## DIRECTIONS
Print all of the data exactly.
═══ STORED RECORDS
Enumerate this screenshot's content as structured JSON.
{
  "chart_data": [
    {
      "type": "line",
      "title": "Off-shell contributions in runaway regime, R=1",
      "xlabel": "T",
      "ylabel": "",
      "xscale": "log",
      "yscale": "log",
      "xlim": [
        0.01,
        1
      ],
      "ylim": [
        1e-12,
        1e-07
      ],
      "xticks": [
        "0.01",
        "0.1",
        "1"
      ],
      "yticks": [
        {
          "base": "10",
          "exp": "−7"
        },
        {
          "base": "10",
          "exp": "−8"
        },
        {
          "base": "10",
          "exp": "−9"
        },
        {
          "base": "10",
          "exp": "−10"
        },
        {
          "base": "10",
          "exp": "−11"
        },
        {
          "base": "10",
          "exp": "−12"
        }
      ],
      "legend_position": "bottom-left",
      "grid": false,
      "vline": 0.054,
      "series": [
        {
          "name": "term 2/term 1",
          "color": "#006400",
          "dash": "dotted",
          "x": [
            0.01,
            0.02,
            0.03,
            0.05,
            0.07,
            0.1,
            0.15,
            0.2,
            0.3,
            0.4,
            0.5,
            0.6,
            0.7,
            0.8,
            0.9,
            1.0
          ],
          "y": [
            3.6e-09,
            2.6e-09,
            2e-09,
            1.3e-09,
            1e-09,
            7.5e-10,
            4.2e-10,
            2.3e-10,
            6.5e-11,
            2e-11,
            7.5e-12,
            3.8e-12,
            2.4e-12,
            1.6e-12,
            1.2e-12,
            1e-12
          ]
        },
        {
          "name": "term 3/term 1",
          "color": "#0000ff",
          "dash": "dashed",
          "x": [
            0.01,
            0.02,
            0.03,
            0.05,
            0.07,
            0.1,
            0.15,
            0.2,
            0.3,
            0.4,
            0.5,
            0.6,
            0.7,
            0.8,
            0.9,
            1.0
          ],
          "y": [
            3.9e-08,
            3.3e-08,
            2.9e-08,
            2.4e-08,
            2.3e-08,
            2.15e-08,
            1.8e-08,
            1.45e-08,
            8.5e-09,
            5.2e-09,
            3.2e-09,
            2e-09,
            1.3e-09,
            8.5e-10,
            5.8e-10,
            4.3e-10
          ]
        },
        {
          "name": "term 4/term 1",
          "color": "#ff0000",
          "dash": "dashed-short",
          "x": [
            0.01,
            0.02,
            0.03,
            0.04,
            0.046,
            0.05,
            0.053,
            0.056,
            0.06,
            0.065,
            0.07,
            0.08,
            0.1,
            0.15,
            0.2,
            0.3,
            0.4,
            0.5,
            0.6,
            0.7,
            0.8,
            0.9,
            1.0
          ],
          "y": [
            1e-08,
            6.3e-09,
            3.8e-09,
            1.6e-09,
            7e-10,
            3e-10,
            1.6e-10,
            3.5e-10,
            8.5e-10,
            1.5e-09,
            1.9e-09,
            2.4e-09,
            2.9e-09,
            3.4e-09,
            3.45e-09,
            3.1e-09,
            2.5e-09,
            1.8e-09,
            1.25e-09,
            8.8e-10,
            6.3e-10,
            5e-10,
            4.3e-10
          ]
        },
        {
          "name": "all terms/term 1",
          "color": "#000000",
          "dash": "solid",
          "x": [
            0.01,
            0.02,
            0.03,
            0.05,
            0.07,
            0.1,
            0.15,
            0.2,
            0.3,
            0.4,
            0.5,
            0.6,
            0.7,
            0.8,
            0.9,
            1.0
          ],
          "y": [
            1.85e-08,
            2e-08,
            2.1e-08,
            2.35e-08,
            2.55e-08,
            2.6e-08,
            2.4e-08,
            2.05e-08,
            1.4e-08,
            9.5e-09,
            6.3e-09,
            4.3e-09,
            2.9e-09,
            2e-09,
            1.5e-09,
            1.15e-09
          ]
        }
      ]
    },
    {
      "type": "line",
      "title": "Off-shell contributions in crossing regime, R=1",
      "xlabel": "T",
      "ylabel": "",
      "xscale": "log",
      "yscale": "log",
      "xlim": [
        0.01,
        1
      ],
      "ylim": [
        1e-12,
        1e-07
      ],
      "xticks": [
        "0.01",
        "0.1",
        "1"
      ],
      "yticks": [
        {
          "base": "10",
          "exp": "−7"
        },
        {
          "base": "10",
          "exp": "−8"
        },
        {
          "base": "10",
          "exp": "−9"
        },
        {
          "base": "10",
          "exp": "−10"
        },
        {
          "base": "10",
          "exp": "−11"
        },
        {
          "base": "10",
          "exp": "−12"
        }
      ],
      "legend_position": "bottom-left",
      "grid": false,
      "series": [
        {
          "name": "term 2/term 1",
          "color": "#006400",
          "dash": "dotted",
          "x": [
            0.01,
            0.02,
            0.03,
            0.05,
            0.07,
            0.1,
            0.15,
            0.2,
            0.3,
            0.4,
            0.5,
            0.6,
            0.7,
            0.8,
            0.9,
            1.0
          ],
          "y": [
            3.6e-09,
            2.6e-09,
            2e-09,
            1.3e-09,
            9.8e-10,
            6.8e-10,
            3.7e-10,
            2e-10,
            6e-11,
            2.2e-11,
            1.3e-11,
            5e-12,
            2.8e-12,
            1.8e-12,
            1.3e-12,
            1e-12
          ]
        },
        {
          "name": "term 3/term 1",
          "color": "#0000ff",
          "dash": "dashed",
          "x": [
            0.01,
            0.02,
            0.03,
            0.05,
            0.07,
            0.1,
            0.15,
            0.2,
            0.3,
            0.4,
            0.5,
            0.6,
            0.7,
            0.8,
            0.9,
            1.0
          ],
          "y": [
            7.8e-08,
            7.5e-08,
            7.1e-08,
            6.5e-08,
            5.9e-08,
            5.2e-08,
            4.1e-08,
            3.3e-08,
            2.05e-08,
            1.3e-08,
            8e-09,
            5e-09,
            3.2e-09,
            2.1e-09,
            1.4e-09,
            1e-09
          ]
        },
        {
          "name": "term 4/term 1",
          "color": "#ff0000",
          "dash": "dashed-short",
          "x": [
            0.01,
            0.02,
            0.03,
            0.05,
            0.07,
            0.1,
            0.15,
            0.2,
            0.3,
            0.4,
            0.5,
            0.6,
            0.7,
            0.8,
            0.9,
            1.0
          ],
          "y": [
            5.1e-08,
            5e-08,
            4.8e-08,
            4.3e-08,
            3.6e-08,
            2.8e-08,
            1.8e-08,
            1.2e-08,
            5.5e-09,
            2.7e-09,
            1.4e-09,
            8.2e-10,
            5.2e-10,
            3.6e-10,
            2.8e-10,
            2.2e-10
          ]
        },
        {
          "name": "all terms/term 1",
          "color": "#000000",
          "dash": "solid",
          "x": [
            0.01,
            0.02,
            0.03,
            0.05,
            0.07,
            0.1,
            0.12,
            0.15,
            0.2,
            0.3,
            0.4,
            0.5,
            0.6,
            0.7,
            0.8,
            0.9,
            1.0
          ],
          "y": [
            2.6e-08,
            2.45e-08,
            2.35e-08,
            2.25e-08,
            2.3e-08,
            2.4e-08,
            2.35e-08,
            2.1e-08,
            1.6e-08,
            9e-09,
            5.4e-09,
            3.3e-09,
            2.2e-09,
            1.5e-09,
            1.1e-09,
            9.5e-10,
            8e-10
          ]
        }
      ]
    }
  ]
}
══════
## CORRECT OUTPUT
Enumerate this screenshot's content as structured JSON.
{
  "chart_data": [
    {
      "type": "line",
      "title": "Off-shell contributions in runaway regime, R=1",
      "xlabel": "T",
      "ylabel": "",
      "xscale": "log",
      "yscale": "log",
      "xlim": [
        0.01,
        1
      ],
      "ylim": [
        1e-12,
        1e-07
      ],
      "xticks": [
        "0.01",
        "0.1",
        "1"
      ],
      "yticks": [
        {
          "base": "10",
          "exp": "−7"
        },
        {
          "base": "10",
          "exp": "−8"
        },
        {
          "base": "10",
          "exp": "−9"
        },
        {
          "base": "10",
          "exp": "−10"
        },
        {
          "base": "10",
          "exp": "−11"
        },
        {
          "base": "10",
          "exp": "−12"
        }
      ],
      "legend_position": "bottom-left",
      "grid": false,
      "vline": 0.054,
      "series": [
        {
          "name": "term 2/term 1",
          "color": "#006400",
          "dash": "dotted",
          "x": [
            0.01,
            0.02,
            0.03,
            0.05,
            0.07,
            0.1,
            0.15,
            0.2,
            0.3,
            0.4,
            0.5,
            0.6,
            0.7,
            0.8,
            0.9,
            1.0
          ],
          "y": [
            3.6e-09,
            2.6e-09,
            2e-09,
            1.3e-09,
            1e-09,
            7.5e-10,
            4.2e-10,
            2.3e-10,
            6.5e-11,
            2e-11,
            7.5e-12,
            3.8e-12,
            2.4e-12,
            1.6e-12,
            1.2e-12,
            1e-12
          ]
        },
        {
          "name": "term 3/term 1",
          "color": "#0000ff",
          "dash": "dashed",
          "x": [
            0.01,
            0.02,
            0.03,
            0.05,
            0.07,
            0.1,
            0.15,
            0.2,
            0.3,
            0.4,
            0.5,
            0.6,
            0.7,
            0.8,
            0.9,
            1.0
          ],
          "y": [
            3.9e-08,
            3.3e-08,
            2.9e-08,
            2.4e-08,
            2.3e-08,
            2.15e-08,
            1.8e-08,
            1.45e-08,
            8.5e-09,
            5.2e-09,
            3.2e-09,
            2e-09,
            1.3e-09,
            8.5e-10,
            5.8e-10,
            4.3e-10
          ]
        },
        {
          "name": "term 4/term 1",
          "color": "#ff0000",
          "dash": "dashed-short",
          "x": [
            0.01,
            0.02,
            0.03,
            0.04,
            0.046,
            0.05,
            0.053,
            0.056,
            0.06,
            0.065,
            0.07,
            0.08,
            0.1,
            0.15,
            0.2,
            0.3,
            0.4,
            0.5,
            0.6,
            0.7,
            0.8,
            0.9,
            1.0
          ],
          "y": [
            1e-08,
            6.3e-09,
            3.8e-09,
            1.6e-09,
            7e-10,
            3e-10,
            1.6e-10,
            3.5e-10,
            8.5e-10,
            1.5e-09,
            1.9e-09,
            2.4e-09,
            2.9e-09,
            3.4e-09,
            3.45e-09,
            3.1e-09,
            2.5e-09,
            1.8e-09,
            1.25e-09,
            8.8e-10,
            6.3e-10,
            5e-10,
            4.3e-10
          ]
        },
        {
          "name": "all terms/term 1",
          "color": "#000000",
          "dash": "solid",
          "x": [
            0.01,
            0.02,
            0.03,
            0.05,
            0.07,
            0.1,
            0.15,
            0.2,
            0.3,
            0.4,
            0.5,
            0.6,
            0.7,
            0.8,
            0.9,
            1.0
          ],
          "y": [
            1.85e-08,
            2e-08,
            2.1e-08,
            2.35e-08,
            2.55e-08,
            2.6e-08,
            2.4e-08,
            2.05e-08,
            1.4e-08,
            9.5e-09,
            6.3e-09,
            4.3e-09,
            2.9e-09,
            2e-09,
            1.5e-09,
            1.15e-09
          ]
        }
      ]
    },
    {
      "type": "line",
      "title": "Off-shell contributions in crossing regime, R=1",
      "xlabel": "T",
      "ylabel": "",
      "xscale": "log",
      "yscale": "log",
      "xlim": [
        0.01,
        1
      ],
      "ylim": [
        1e-12,
        1e-07
      ],
      "xticks": [
        "0.01",
        "0.1",
        "1"
      ],
      "yticks": [
        {
          "base": "10",
          "exp": "−7"
        },
        {
          "base": "10",
          "exp": "−8"
        },
        {
          "base": "10",
          "exp": "−9"
        },
        {
          "base": "10",
          "exp": "−10"
        },
        {
          "base": "10",
          "exp": "−11"
        },
        {
          "base": "10",
          "exp": "−12"
        }
      ],
      "legend_position": "bottom-left",
      "grid": false,
      "series": [
        {
          "name": "term 2/term 1",
          "color": "#006400",
          "dash": "dotted",
          "x": [
            0.01,
            0.02,
            0.03,
            0.05,
            0.07,
            0.1,
            0.15,
            0.2,
            0.3,
            0.4,
            0.5,
            0.6,
            0.7,
            0.8,
            0.9,
            1.0
          ],
          "y": [
            3.6e-09,
            2.6e-09,
            2e-09,
            1.3e-09,
            9.8e-10,
            6.8e-10,
            3.7e-10,
            2e-10,
            6e-11,
            2.2e-11,
            1.3e-11,
            5e-12,
            2.8e-12,
            1.8e-12,
            1.3e-12,
            1e-12
          ]
        },
        {
          "name": "term 3/term 1",
          "color": "#0000ff",
          "dash": "dashed",
          "x": [
            0.01,
            0.02,
            0.03,
            0.05,
            0.07,
            0.1,
            0.15,
            0.2,
            0.3,
            0.4,
            0.5,
            0.6,
            0.7,
            0.8,
            0.9,
            1.0
          ],
          "y": [
            7.8e-08,
            7.5e-08,
            7.1e-08,
            6.5e-08,
            5.9e-08,
            5.2e-08,
            4.1e-08,
            3.3e-08,
            2.05e-08,
            1.3e-08,
            8e-09,
            5e-09,
            3.2e-09,
            2.1e-09,
            1.4e-09,
            1e-09
          ]
        },
        {
          "name": "term 4/term 1",
          "color": "#ff0000",
          "dash": "dashed-short",
          "x": [
            0.01,
            0.02,
            0.03,
            0.05,
            0.07,
            0.1,
            0.15,
            0.2,
            0.3,
            0.4,
            0.5,
            0.6,
            0.7,
            0.8,
            0.9,
            1.0
          ],
          "y": [
            5.1e-08,
            5e-08,
            4.8e-08,
            4.3e-08,
            3.6e-08,
            2.8e-08,
            1.8e-08,
            1.2e-08,
            5.5e-09,
            2.7e-09,
            1.4e-09,
            8.2e-10,
            5.2e-10,
            3.6e-10,
            2.8e-10,
            2.2e-10
          ]
        },
        {
          "name": "all terms/term 1",
          "color": "#000000",
          "dash": "solid",
          "x": [
            0.01,
            0.02,
            0.03,
            0.05,
            0.07,
            0.1,
            0.12,
            0.15,
            0.2,
            0.3,
            0.4,
            0.5,
            0.6,
            0.7,
            0.8,
            0.9,
            1.0
          ],
          "y": [
            2.6e-08,
            2.45e-08,
            2.35e-08,
            2.25e-08,
            2.3e-08,
            2.4e-08,
            2.35e-08,
            2.1e-08,
            1.6e-08,
            9e-09,
            5.4e-09,
            3.3e-09,
            2.2e-09,
            1.5e-09,
            1.1e-09,
            9.5e-10,
            8e-10
          ]
        }
      ]
    }
  ]
}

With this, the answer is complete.